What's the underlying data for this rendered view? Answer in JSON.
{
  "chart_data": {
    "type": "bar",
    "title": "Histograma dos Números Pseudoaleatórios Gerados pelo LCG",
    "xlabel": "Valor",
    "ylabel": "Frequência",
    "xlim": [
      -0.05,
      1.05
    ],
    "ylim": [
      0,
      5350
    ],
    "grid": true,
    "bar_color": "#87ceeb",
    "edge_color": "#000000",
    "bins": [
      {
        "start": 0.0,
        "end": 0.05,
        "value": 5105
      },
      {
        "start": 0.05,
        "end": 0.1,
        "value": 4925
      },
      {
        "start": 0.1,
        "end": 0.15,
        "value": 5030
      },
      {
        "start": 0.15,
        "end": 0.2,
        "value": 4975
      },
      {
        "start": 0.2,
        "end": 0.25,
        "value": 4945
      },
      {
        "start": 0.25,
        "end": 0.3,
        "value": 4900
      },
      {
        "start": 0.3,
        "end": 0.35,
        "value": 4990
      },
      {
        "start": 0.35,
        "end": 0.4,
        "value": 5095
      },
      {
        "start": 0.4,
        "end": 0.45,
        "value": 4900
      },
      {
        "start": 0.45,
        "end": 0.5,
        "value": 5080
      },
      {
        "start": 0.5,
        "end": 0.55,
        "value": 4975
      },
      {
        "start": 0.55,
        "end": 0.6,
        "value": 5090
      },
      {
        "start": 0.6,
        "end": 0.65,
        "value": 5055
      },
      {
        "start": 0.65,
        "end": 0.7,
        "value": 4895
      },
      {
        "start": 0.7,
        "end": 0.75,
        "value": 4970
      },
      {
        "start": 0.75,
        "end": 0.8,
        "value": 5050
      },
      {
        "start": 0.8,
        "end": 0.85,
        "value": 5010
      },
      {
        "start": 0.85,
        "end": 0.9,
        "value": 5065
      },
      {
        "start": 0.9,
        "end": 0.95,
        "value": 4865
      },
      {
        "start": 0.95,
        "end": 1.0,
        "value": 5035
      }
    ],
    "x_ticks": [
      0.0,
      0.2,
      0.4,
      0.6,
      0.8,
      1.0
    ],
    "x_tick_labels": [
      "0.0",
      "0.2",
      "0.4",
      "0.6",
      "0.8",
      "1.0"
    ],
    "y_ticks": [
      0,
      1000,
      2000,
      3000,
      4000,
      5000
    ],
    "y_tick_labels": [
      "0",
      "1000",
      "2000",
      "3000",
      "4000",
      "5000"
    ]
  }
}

=-=-=

* [Exercise instructions]: Reproduce the entries above in full, verbatim.

* [Output]:
What's the underlying data for this rendered view? Answer in JSON.
{
  "chart_data": {
    "type": "bar",
    "title": "Histograma dos Números Pseudoaleatórios Gerados pelo LCG",
    "xlabel": "Valor",
    "ylabel": "Frequência",
    "xlim": [
      -0.05,
      1.05
    ],
    "ylim": [
      0,
      5350
    ],
    "grid": true,
    "bar_color": "#87ceeb",
    "edge_color": "#000000",
    "bins": [
      {
        "start": 0.0,
        "end": 0.05,
        "value": 5105
      },
      {
        "start": 0.05,
        "end": 0.1,
        "value": 4925
      },
      {
        "start": 0.1,
        "end": 0.15,
        "value": 5030
      },
      {
        "start": 0.15,
        "end": 0.2,
        "value": 4975
      },
      {
        "start": 0.2,
        "end": 0.25,
        "value": 4945
      },
      {
        "start": 0.25,
        "end": 0.3,
        "value": 4900
      },
      {
        "start": 0.3,
        "end": 0.35,
        "value": 4990
      },
      {
        "start": 0.35,
        "end": 0.4,
        "value": 5095
      },
      {
        "start": 0.4,
        "end": 0.45,
        "value": 4900
      },
      {
        "start": 0.45,
        "end": 0.5,
        "value": 5080
      },
      {
        "start": 0.5,
        "end": 0.55,
        "value": 4975
      },
      {
        "start": 0.55,
        "end": 0.6,
        "value": 5090
      },
      {
        "start": 0.6,
        "end": 0.65,
        "value": 5055
      },
      {
        "start": 0.65,
        "end": 0.7,
        "value": 4895
      },
      {
        "start": 0.7,
        "end": 0.75,
        "value": 4970
      },
      {
        "start": 0.75,
        "end": 0.8,
        "value": 5050
      },
      {
        "start": 0.8,
        "end": 0.85,
        "value": 5010
      },
      {
        "start": 0.85,
        "end": 0.9,
        "value": 5065
      },
      {
        "start": 0.9,
        "end": 0.95,
        "value": 4865
      },
      {
        "start": 0.95,
        "end": 1.0,
        "value": 5035
      }
    ],
    "x_ticks": [
      0.0,
      0.2,
      0.4,
      0.6,
      0.8,
      1.0
    ],
    "x_tick_labels": [
      "0.0",
      "0.2",
      "0.4",
      "0.6",
      "0.8",
      "1.0"
    ],
    "y_ticks": [
      0,
      1000,
      2000,
      3000,
      4000,
      5000
    ],
    "y_tick_labels": [
      "0",
      "1000",
      "2000",
      "3000",
      "4000",
      "5000"
    ]
  }
}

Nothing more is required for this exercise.